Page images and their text

☆ ☆ ☆

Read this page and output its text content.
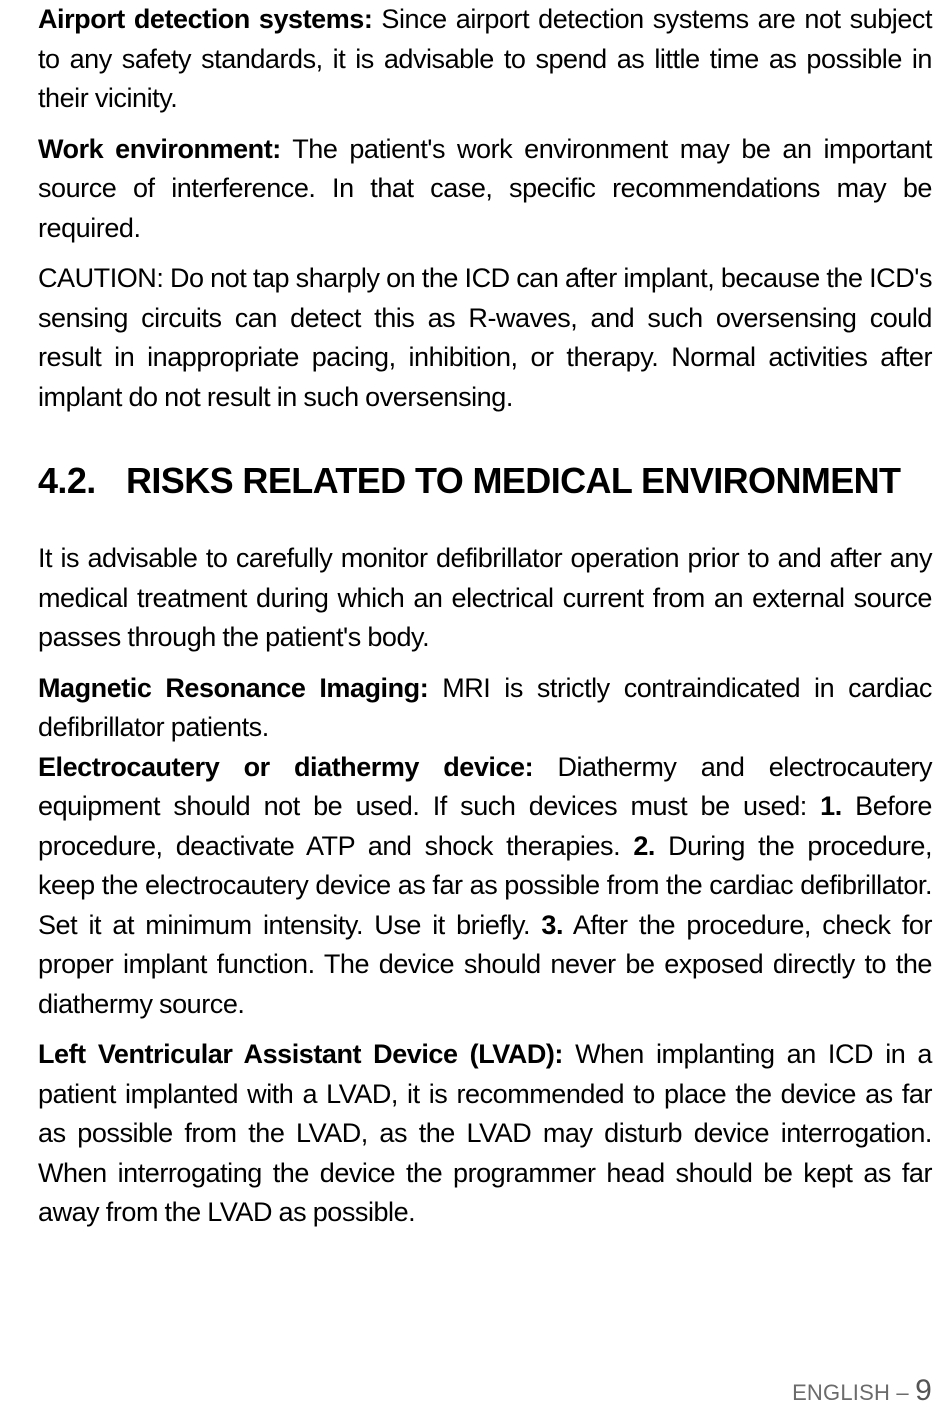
Airport detection systems: Since airport detection systems are not subject to any safety standards, it is advisable to spend as little time as possible in their vicinity.

Work environment: The patient's work environment may be an important source of interference. In that case, specific recommendations may be required.

CAUTION: Do not tap sharply on the ICD can after implant, because the ICD's sensing circuits can detect this as R-waves, and such oversensing could result in inappropriate pacing, inhibition, or therapy. Normal activities after implant do not result in such oversensing.

4.2. RISKS RELATED TO MEDICAL ENVIRONMENT

It is advisable to carefully monitor defibrillator operation prior to and after any medical treatment during which an electrical current from an external source passes through the patient's body.

Magnetic Resonance Imaging: MRI is strictly contraindicated in cardiac defibrillator patients.

Electrocautery or diathermy device: Diathermy and electrocautery equipment should not be used. If such devices must be used: 1. Before procedure, deactivate ATP and shock therapies. 2. During the procedure, keep the electrocautery device as far as possible from the cardiac defibrillator. Set it at minimum intensity. Use it briefly. 3. After the procedure, check for proper implant function. The device should never be exposed directly to the diathermy source.

Left Ventricular Assistant Device (LVAD): When implanting an ICD in a patient implanted with a LVAD, it is recommended to place the device as far as possible from the LVAD, as the LVAD may disturb device interrogation. When interrogating the device the programmer head should be kept as far away from the LVAD as possible.

ENGLISH – 9
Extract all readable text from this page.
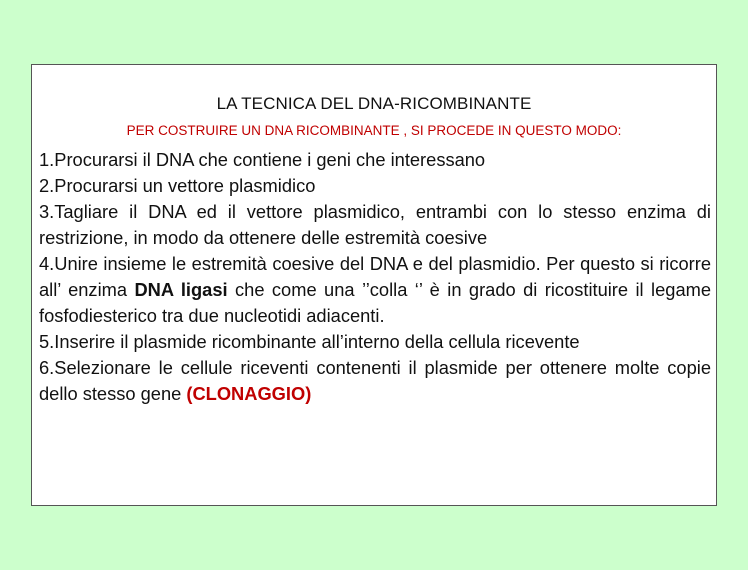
LA TECNICA DEL DNA-RICOMBINANTE
PER COSTRUIRE UN DNA RICOMBINANTE , SI PROCEDE IN QUESTO MODO:

1.Procurarsi il DNA che contiene i geni che interessano

2.Procurarsi un vettore plasmidico

3.Tagliare il DNA ed il vettore plasmidico, entrambi con lo stesso enzima di restrizione, in modo da ottenere delle estremità coesive

4.Unire insieme le estremità coesive del DNA e del plasmidio. Per questo si ricorre all’ enzima DNA ligasi che come una ’’colla ‘’ è in grado di ricostituire il legame fosfodiesterico tra due nucleotidi adiacenti.

5.Inserire il plasmide ricombinante all’interno della cellula ricevente

6.Selezionare le cellule riceventi contenenti il plasmide per ottenere molte copie dello stesso gene (CLONAGGIO)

☆ ☆ ☆

Go line by line through the records and copy those that contain the word "ottenere".

◆ RESPONSE ◆
3.Tagliare il DNA ed il vettore plasmidico, entrambi con lo stesso enzima di restrizione, in modo da ottenere delle estremità coesive
6.Selezionare le cellule riceventi contenenti il plasmide per ottenere molte copie dello stesso gene (CLONAGGIO)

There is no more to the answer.